• _STATED EXERCISE_
Your task is to transcribe the records exactly, skipping every image.

• _Dataset listings of figures_

────

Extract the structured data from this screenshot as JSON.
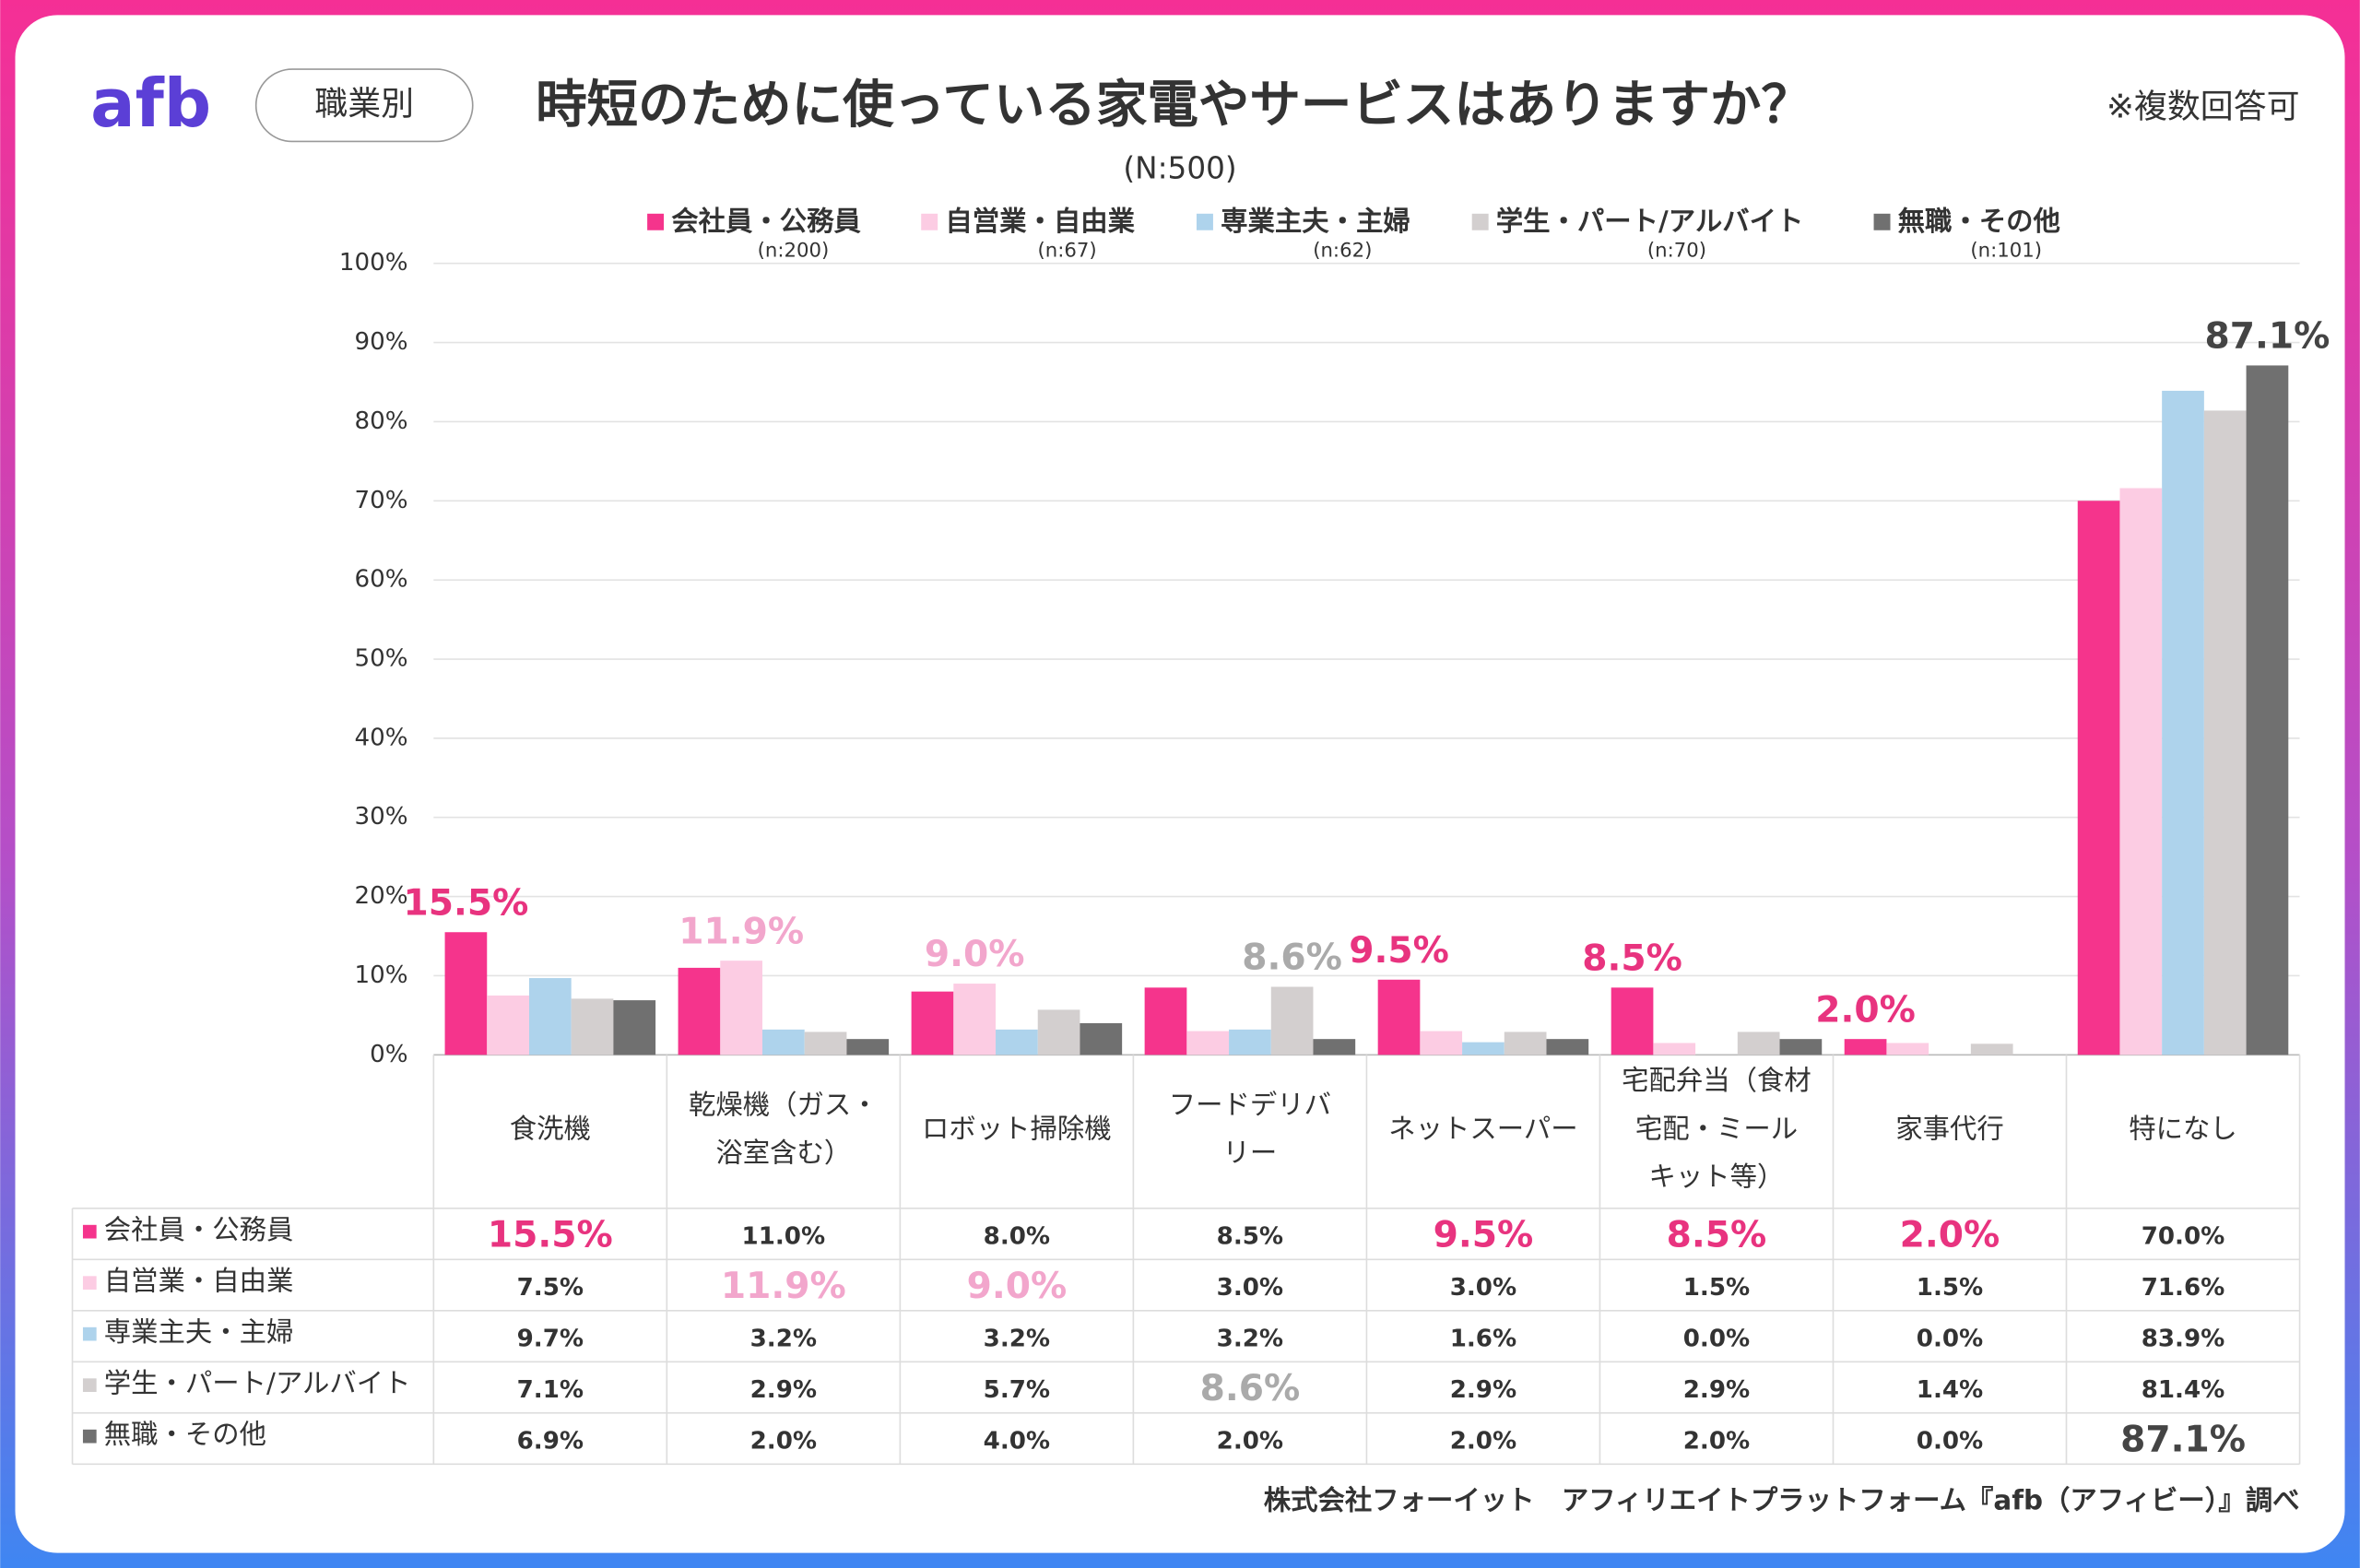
{
  "logo": "afb",
  "tag": "職業別",
  "note": "※複数回答可",
  "footer": "株式会社フォーイット　アフィリエイトプラットフォーム『afb（アフィビー）』調べ",
  "chart_data": {
    "type": "bar",
    "title": "時短のために使っている家電やサービスはありますか？",
    "subtitle": "(N:500)",
    "categories": [
      [
        "食洗機"
      ],
      [
        "乾燥機（ガス・",
        "浴室含む）"
      ],
      [
        "ロボット掃除機"
      ],
      [
        "フードデリバ",
        "リー"
      ],
      [
        "ネットスーパー"
      ],
      [
        "宅配弁当（食材",
        "宅配・ミール",
        "キット等）"
      ],
      [
        "家事代行"
      ],
      [
        "特になし"
      ]
    ],
    "ylim": [
      0,
      100
    ],
    "yticks": [
      {
        "value": 0,
        "label": "0%"
      },
      {
        "value": 10,
        "label": "10%"
      },
      {
        "value": 20,
        "label": "20%"
      },
      {
        "value": 30,
        "label": "30%"
      },
      {
        "value": 40,
        "label": "40%"
      },
      {
        "value": 50,
        "label": "50%"
      },
      {
        "value": 60,
        "label": "60%"
      },
      {
        "value": 70,
        "label": "70%"
      },
      {
        "value": 80,
        "label": "80%"
      },
      {
        "value": 90,
        "label": "90%"
      },
      {
        "value": 100,
        "label": "100%"
      }
    ],
    "grid": true,
    "series": [
      {
        "name": "会社員・公務員",
        "n": "(n:200)",
        "color": "#f5348c",
        "label_color": "#e8337f",
        "values": [
          15.5,
          11.0,
          8.0,
          8.5,
          9.5,
          8.5,
          2.0,
          70.0
        ],
        "value_labels": [
          "15.5%",
          "11.0%",
          "8.0%",
          "8.5%",
          "9.5%",
          "8.5%",
          "2.0%",
          "70.0%"
        ]
      },
      {
        "name": "自営業・自由業",
        "n": "(n:67)",
        "color": "#fccce3",
        "label_color": "#f2a6cc",
        "values": [
          7.5,
          11.9,
          9.0,
          3.0,
          3.0,
          1.5,
          1.5,
          71.6
        ],
        "value_labels": [
          "7.5%",
          "11.9%",
          "9.0%",
          "3.0%",
          "3.0%",
          "1.5%",
          "1.5%",
          "71.6%"
        ]
      },
      {
        "name": "専業主夫・主婦",
        "n": "(n:62)",
        "color": "#aed3ec",
        "label_color": "#7fb3d8",
        "values": [
          9.7,
          3.2,
          3.2,
          3.2,
          1.6,
          0.0,
          0.0,
          83.9
        ],
        "value_labels": [
          "9.7%",
          "3.2%",
          "3.2%",
          "3.2%",
          "1.6%",
          "0.0%",
          "0.0%",
          "83.9%"
        ]
      },
      {
        "name": "学生・パート/アルバイト",
        "n": "(n:70)",
        "color": "#d3cfcf",
        "label_color": "#aaaaaa",
        "values": [
          7.1,
          2.9,
          5.7,
          8.6,
          2.9,
          2.9,
          1.4,
          81.4
        ],
        "value_labels": [
          "7.1%",
          "2.9%",
          "5.7%",
          "8.6%",
          "2.9%",
          "2.9%",
          "1.4%",
          "81.4%"
        ]
      },
      {
        "name": "無職・その他",
        "n": "(n:101)",
        "color": "#707070",
        "label_color": "#444444",
        "values": [
          6.9,
          2.0,
          4.0,
          2.0,
          2.0,
          2.0,
          0.0,
          87.1
        ],
        "value_labels": [
          "6.9%",
          "2.0%",
          "4.0%",
          "2.0%",
          "2.0%",
          "2.0%",
          "0.0%",
          "87.1%"
        ]
      }
    ]
  }
}
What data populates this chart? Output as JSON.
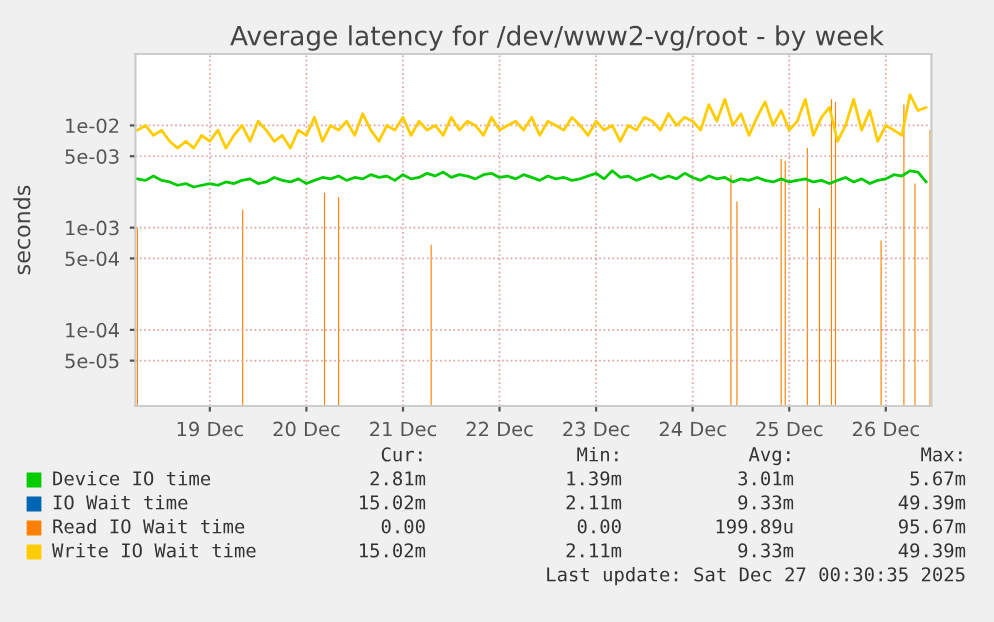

────

• _SOLUTION FOR THIS EXERCISE_
Extract the structured data from this screenshot as JSON.
{
  "logo": "afb",
  "tag": "職業別",
  "note": "※複数回答可",
  "footer": "株式会社フォーイット　アフィリエイトプラットフォーム『afb（アフィビー）』調べ",
  "chart_data": {
    "type": "bar",
    "title": "時短のために使っている家電やサービスはありますか？",
    "subtitle": "(N:500)",
    "categories": [
      [
        "食洗機"
      ],
      [
        "乾燥機（ガス・",
        "浴室含む）"
      ],
      [
        "ロボット掃除機"
      ],
      [
        "フードデリバ",
        "リー"
      ],
      [
        "ネットスーパー"
      ],
      [
        "宅配弁当（食材",
        "宅配・ミール",
        "キット等）"
      ],
      [
        "家事代行"
      ],
      [
        "特になし"
      ]
    ],
    "ylim": [
      0,
      100
    ],
    "yticks": [
      {
        "value": 0,
        "label": "0%"
      },
      {
        "value": 10,
        "label": "10%"
      },
      {
        "value": 20,
        "label": "20%"
      },
      {
        "value": 30,
        "label": "30%"
      },
      {
        "value": 40,
        "label": "40%"
      },
      {
        "value": 50,
        "label": "50%"
      },
      {
        "value": 60,
        "label": "60%"
      },
      {
        "value": 70,
        "label": "70%"
      },
      {
        "value": 80,
        "label": "80%"
      },
      {
        "value": 90,
        "label": "90%"
      },
      {
        "value": 100,
        "label": "100%"
      }
    ],
    "grid": true,
    "series": [
      {
        "name": "会社員・公務員",
        "n": "(n:200)",
        "color": "#f5348c",
        "label_color": "#e8337f",
        "values": [
          15.5,
          11.0,
          8.0,
          8.5,
          9.5,
          8.5,
          2.0,
          70.0
        ],
        "value_labels": [
          "15.5%",
          "11.0%",
          "8.0%",
          "8.5%",
          "9.5%",
          "8.5%",
          "2.0%",
          "70.0%"
        ]
      },
      {
        "name": "自営業・自由業",
        "n": "(n:67)",
        "color": "#fccce3",
        "label_color": "#f2a6cc",
        "values": [
          7.5,
          11.9,
          9.0,
          3.0,
          3.0,
          1.5,
          1.5,
          71.6
        ],
        "value_labels": [
          "7.5%",
          "11.9%",
          "9.0%",
          "3.0%",
          "3.0%",
          "1.5%",
          "1.5%",
          "71.6%"
        ]
      },
      {
        "name": "専業主夫・主婦",
        "n": "(n:62)",
        "color": "#aed3ec",
        "label_color": "#7fb3d8",
        "values": [
          9.7,
          3.2,
          3.2,
          3.2,
          1.6,
          0.0,
          0.0,
          83.9
        ],
        "value_labels": [
          "9.7%",
          "3.2%",
          "3.2%",
          "3.2%",
          "1.6%",
          "0.0%",
          "0.0%",
          "83.9%"
        ]
      },
      {
        "name": "学生・パート/アルバイト",
        "n": "(n:70)",
        "color": "#d3cfcf",
        "label_color": "#aaaaaa",
        "values": [
          7.1,
          2.9,
          5.7,
          8.6,
          2.9,
          2.9,
          1.4,
          81.4
        ],
        "value_labels": [
          "7.1%",
          "2.9%",
          "5.7%",
          "8.6%",
          "2.9%",
          "2.9%",
          "1.4%",
          "81.4%"
        ]
      },
      {
        "name": "無職・その他",
        "n": "(n:101)",
        "color": "#707070",
        "label_color": "#444444",
        "values": [
          6.9,
          2.0,
          4.0,
          2.0,
          2.0,
          2.0,
          0.0,
          87.1
        ],
        "value_labels": [
          "6.9%",
          "2.0%",
          "4.0%",
          "2.0%",
          "2.0%",
          "2.0%",
          "0.0%",
          "87.1%"
        ]
      }
    ]
  }
}
What data populates this chart? Output as JSON.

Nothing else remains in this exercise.